> Dataset
══════════

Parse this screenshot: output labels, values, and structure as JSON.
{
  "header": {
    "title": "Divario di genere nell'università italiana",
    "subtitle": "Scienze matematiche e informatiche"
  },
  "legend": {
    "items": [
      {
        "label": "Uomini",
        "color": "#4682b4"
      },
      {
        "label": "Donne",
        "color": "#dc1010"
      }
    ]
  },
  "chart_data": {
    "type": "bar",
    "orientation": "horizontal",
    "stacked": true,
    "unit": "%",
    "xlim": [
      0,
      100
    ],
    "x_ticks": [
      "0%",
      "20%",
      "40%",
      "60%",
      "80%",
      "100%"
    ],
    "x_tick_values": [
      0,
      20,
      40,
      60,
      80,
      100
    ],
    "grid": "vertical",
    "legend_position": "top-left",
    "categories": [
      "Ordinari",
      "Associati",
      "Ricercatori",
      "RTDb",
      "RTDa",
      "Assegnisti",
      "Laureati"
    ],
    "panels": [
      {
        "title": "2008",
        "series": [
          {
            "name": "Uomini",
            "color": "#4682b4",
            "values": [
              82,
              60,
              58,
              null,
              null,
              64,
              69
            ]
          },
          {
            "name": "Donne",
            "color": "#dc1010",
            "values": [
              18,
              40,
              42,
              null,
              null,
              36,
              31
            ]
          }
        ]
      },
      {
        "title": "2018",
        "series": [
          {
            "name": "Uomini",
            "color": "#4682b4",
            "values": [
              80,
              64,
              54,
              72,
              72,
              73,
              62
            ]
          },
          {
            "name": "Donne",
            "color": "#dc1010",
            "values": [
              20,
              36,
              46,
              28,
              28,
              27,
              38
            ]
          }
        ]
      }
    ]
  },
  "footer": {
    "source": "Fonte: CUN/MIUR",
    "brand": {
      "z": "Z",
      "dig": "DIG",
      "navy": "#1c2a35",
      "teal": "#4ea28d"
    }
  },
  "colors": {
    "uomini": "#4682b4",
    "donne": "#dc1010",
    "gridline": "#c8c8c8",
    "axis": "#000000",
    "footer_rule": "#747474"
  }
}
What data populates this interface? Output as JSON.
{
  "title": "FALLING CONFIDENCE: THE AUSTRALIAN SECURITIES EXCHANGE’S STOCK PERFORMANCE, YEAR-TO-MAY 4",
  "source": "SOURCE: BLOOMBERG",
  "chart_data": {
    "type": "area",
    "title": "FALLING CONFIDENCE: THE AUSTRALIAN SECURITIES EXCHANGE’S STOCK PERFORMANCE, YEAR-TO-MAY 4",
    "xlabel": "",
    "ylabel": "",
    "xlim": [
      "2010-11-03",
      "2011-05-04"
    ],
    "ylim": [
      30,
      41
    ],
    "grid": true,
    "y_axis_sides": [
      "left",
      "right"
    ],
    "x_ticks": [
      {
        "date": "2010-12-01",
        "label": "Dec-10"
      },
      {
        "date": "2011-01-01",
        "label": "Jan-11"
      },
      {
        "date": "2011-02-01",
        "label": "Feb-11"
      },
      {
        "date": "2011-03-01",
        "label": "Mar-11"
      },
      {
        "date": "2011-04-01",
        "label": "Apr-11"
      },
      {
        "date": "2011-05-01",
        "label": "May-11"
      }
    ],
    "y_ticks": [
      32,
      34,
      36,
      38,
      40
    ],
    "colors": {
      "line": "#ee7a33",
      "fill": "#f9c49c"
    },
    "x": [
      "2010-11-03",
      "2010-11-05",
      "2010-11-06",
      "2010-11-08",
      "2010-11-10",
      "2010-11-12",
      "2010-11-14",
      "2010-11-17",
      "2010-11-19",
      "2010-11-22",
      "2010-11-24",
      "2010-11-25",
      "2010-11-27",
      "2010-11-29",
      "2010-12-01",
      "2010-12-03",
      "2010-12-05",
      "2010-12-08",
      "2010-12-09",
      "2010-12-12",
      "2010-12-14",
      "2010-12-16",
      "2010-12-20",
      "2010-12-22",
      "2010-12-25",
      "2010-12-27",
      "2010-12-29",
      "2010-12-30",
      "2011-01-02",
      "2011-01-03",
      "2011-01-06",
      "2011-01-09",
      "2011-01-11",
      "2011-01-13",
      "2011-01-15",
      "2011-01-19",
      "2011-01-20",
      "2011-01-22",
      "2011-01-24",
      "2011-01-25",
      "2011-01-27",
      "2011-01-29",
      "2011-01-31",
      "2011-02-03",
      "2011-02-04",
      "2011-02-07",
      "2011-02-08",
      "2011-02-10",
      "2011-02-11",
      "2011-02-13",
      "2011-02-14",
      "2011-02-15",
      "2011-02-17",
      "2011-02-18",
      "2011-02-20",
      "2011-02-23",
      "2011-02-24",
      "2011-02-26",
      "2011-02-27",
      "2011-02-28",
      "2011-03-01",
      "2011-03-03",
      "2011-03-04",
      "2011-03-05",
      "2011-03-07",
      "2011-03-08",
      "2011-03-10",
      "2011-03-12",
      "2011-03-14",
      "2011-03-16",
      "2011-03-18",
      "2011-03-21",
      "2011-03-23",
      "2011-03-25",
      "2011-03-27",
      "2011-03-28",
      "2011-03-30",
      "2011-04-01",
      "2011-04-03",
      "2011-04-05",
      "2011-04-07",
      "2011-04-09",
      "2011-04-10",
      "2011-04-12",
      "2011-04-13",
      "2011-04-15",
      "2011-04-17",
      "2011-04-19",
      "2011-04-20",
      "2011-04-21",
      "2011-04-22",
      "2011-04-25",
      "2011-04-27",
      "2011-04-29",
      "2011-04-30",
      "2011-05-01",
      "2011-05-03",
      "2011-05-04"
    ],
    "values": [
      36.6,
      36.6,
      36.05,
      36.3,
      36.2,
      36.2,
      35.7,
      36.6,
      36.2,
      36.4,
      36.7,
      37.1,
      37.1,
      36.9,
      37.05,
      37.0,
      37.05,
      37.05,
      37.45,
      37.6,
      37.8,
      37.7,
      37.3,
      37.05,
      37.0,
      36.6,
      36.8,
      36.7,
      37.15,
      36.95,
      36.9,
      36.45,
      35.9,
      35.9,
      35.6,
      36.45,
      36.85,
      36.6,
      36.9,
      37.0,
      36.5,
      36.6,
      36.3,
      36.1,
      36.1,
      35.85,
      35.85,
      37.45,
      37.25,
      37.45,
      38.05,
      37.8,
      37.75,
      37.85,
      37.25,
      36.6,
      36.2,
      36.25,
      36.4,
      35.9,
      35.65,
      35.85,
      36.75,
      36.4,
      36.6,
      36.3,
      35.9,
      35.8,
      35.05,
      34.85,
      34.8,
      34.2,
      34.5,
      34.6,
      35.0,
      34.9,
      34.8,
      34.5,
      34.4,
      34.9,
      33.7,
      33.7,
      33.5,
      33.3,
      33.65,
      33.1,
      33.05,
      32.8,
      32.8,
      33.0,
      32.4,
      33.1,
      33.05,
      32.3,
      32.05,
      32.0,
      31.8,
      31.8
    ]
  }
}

══════════

> Given request
Write out all the entries exactly.

> Solution to this exercise
Parse this screenshot: output labels, values, and structure as JSON.
{
  "header": {
    "title": "Divario di genere nell'università italiana",
    "subtitle": "Scienze matematiche e informatiche"
  },
  "legend": {
    "items": [
      {
        "label": "Uomini",
        "color": "#4682b4"
      },
      {
        "label": "Donne",
        "color": "#dc1010"
      }
    ]
  },
  "chart_data": {
    "type": "bar",
    "orientation": "horizontal",
    "stacked": true,
    "unit": "%",
    "xlim": [
      0,
      100
    ],
    "x_ticks": [
      "0%",
      "20%",
      "40%",
      "60%",
      "80%",
      "100%"
    ],
    "x_tick_values": [
      0,
      20,
      40,
      60,
      80,
      100
    ],
    "grid": "vertical",
    "legend_position": "top-left",
    "categories": [
      "Ordinari",
      "Associati",
      "Ricercatori",
      "RTDb",
      "RTDa",
      "Assegnisti",
      "Laureati"
    ],
    "panels": [
      {
        "title": "2008",
        "series": [
          {
            "name": "Uomini",
            "color": "#4682b4",
            "values": [
              82,
              60,
              58,
              null,
              null,
              64,
              69
            ]
          },
          {
            "name": "Donne",
            "color": "#dc1010",
            "values": [
              18,
              40,
              42,
              null,
              null,
              36,
              31
            ]
          }
        ]
      },
      {
        "title": "2018",
        "series": [
          {
            "name": "Uomini",
            "color": "#4682b4",
            "values": [
              80,
              64,
              54,
              72,
              72,
              73,
              62
            ]
          },
          {
            "name": "Donne",
            "color": "#dc1010",
            "values": [
              20,
              36,
              46,
              28,
              28,
              27,
              38
            ]
          }
        ]
      }
    ]
  },
  "footer": {
    "source": "Fonte: CUN/MIUR",
    "brand": {
      "z": "Z",
      "dig": "DIG",
      "navy": "#1c2a35",
      "teal": "#4ea28d"
    }
  },
  "colors": {
    "uomini": "#4682b4",
    "donne": "#dc1010",
    "gridline": "#c8c8c8",
    "axis": "#000000",
    "footer_rule": "#747474"
  }
}
What data populates this interface? Output as JSON.
{
  "title": "FALLING CONFIDENCE: THE AUSTRALIAN SECURITIES EXCHANGE’S STOCK PERFORMANCE, YEAR-TO-MAY 4",
  "source": "SOURCE: BLOOMBERG",
  "chart_data": {
    "type": "area",
    "title": "FALLING CONFIDENCE: THE AUSTRALIAN SECURITIES EXCHANGE’S STOCK PERFORMANCE, YEAR-TO-MAY 4",
    "xlabel": "",
    "ylabel": "",
    "xlim": [
      "2010-11-03",
      "2011-05-04"
    ],
    "ylim": [
      30,
      41
    ],
    "grid": true,
    "y_axis_sides": [
      "left",
      "right"
    ],
    "x_ticks": [
      {
        "date": "2010-12-01",
        "label": "Dec-10"
      },
      {
        "date": "2011-01-01",
        "label": "Jan-11"
      },
      {
        "date": "2011-02-01",
        "label": "Feb-11"
      },
      {
        "date": "2011-03-01",
        "label": "Mar-11"
      },
      {
        "date": "2011-04-01",
        "label": "Apr-11"
      },
      {
        "date": "2011-05-01",
        "label": "May-11"
      }
    ],
    "y_ticks": [
      32,
      34,
      36,
      38,
      40
    ],
    "colors": {
      "line": "#ee7a33",
      "fill": "#f9c49c"
    },
    "x": [
      "2010-11-03",
      "2010-11-05",
      "2010-11-06",
      "2010-11-08",
      "2010-11-10",
      "2010-11-12",
      "2010-11-14",
      "2010-11-17",
      "2010-11-19",
      "2010-11-22",
      "2010-11-24",
      "2010-11-25",
      "2010-11-27",
      "2010-11-29",
      "2010-12-01",
      "2010-12-03",
      "2010-12-05",
      "2010-12-08",
      "2010-12-09",
      "2010-12-12",
      "2010-12-14",
      "2010-12-16",
      "2010-12-20",
      "2010-12-22",
      "2010-12-25",
      "2010-12-27",
      "2010-12-29",
      "2010-12-30",
      "2011-01-02",
      "2011-01-03",
      "2011-01-06",
      "2011-01-09",
      "2011-01-11",
      "2011-01-13",
      "2011-01-15",
      "2011-01-19",
      "2011-01-20",
      "2011-01-22",
      "2011-01-24",
      "2011-01-25",
      "2011-01-27",
      "2011-01-29",
      "2011-01-31",
      "2011-02-03",
      "2011-02-04",
      "2011-02-07",
      "2011-02-08",
      "2011-02-10",
      "2011-02-11",
      "2011-02-13",
      "2011-02-14",
      "2011-02-15",
      "2011-02-17",
      "2011-02-18",
      "2011-02-20",
      "2011-02-23",
      "2011-02-24",
      "2011-02-26",
      "2011-02-27",
      "2011-02-28",
      "2011-03-01",
      "2011-03-03",
      "2011-03-04",
      "2011-03-05",
      "2011-03-07",
      "2011-03-08",
      "2011-03-10",
      "2011-03-12",
      "2011-03-14",
      "2011-03-16",
      "2011-03-18",
      "2011-03-21",
      "2011-03-23",
      "2011-03-25",
      "2011-03-27",
      "2011-03-28",
      "2011-03-30",
      "2011-04-01",
      "2011-04-03",
      "2011-04-05",
      "2011-04-07",
      "2011-04-09",
      "2011-04-10",
      "2011-04-12",
      "2011-04-13",
      "2011-04-15",
      "2011-04-17",
      "2011-04-19",
      "2011-04-20",
      "2011-04-21",
      "2011-04-22",
      "2011-04-25",
      "2011-04-27",
      "2011-04-29",
      "2011-04-30",
      "2011-05-01",
      "2011-05-03",
      "2011-05-04"
    ],
    "values": [
      36.6,
      36.6,
      36.05,
      36.3,
      36.2,
      36.2,
      35.7,
      36.6,
      36.2,
      36.4,
      36.7,
      37.1,
      37.1,
      36.9,
      37.05,
      37.0,
      37.05,
      37.05,
      37.45,
      37.6,
      37.8,
      37.7,
      37.3,
      37.05,
      37.0,
      36.6,
      36.8,
      36.7,
      37.15,
      36.95,
      36.9,
      36.45,
      35.9,
      35.9,
      35.6,
      36.45,
      36.85,
      36.6,
      36.9,
      37.0,
      36.5,
      36.6,
      36.3,
      36.1,
      36.1,
      35.85,
      35.85,
      37.45,
      37.25,
      37.45,
      38.05,
      37.8,
      37.75,
      37.85,
      37.25,
      36.6,
      36.2,
      36.25,
      36.4,
      35.9,
      35.65,
      35.85,
      36.75,
      36.4,
      36.6,
      36.3,
      35.9,
      35.8,
      35.05,
      34.85,
      34.8,
      34.2,
      34.5,
      34.6,
      35.0,
      34.9,
      34.8,
      34.5,
      34.4,
      34.9,
      33.7,
      33.7,
      33.5,
      33.3,
      33.65,
      33.1,
      33.05,
      32.8,
      32.8,
      33.0,
      32.4,
      33.1,
      33.05,
      32.3,
      32.05,
      32.0,
      31.8,
      31.8
    ]
  }
}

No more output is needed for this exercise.